YOUR INSTRUCTIONS: Check each line of the data below for the word "NaOH", then extract the ones that have it.

SUPPLIED RECORDS:
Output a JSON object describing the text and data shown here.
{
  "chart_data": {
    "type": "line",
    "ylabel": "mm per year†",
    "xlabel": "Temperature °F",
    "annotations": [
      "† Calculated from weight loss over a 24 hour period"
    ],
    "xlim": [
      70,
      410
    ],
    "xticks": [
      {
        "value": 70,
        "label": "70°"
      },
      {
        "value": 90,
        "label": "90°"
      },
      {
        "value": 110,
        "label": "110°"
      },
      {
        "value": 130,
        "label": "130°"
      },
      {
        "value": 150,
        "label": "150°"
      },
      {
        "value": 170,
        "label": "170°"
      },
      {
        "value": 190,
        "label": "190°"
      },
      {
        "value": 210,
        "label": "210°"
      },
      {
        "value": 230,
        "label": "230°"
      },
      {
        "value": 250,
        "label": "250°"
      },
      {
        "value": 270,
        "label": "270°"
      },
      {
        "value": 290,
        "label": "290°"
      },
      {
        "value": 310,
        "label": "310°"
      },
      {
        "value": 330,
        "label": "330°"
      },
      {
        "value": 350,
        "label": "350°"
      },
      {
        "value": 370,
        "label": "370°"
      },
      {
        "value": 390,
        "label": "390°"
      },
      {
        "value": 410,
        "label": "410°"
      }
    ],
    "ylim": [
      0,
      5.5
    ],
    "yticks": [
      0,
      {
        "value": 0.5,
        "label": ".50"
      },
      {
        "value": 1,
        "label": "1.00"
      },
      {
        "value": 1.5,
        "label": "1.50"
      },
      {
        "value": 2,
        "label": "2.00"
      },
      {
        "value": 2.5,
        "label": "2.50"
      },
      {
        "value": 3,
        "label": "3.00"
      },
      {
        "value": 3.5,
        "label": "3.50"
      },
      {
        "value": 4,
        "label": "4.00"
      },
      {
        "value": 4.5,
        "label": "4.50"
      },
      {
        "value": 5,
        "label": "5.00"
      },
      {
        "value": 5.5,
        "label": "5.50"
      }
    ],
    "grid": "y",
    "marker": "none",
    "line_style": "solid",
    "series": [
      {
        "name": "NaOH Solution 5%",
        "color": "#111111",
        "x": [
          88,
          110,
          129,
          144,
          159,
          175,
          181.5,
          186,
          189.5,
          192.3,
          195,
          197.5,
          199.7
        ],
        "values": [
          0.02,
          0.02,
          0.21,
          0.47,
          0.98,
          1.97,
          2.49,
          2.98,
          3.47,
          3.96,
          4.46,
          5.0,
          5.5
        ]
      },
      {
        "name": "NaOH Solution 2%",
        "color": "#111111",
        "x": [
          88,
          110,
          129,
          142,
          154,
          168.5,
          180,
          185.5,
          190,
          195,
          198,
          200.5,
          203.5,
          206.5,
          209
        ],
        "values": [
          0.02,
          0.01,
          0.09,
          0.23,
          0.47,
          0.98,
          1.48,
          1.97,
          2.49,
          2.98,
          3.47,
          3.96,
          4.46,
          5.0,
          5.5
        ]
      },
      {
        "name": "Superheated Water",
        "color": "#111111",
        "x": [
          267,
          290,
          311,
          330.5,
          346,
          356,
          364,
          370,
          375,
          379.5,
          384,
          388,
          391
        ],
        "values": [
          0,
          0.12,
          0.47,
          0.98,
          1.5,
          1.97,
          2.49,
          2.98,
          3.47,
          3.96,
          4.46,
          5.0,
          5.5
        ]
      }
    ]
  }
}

OUTPUT OF THE EXERCISE:
        "name": "NaOH Solution 5%",
        "name": "NaOH Solution 2%",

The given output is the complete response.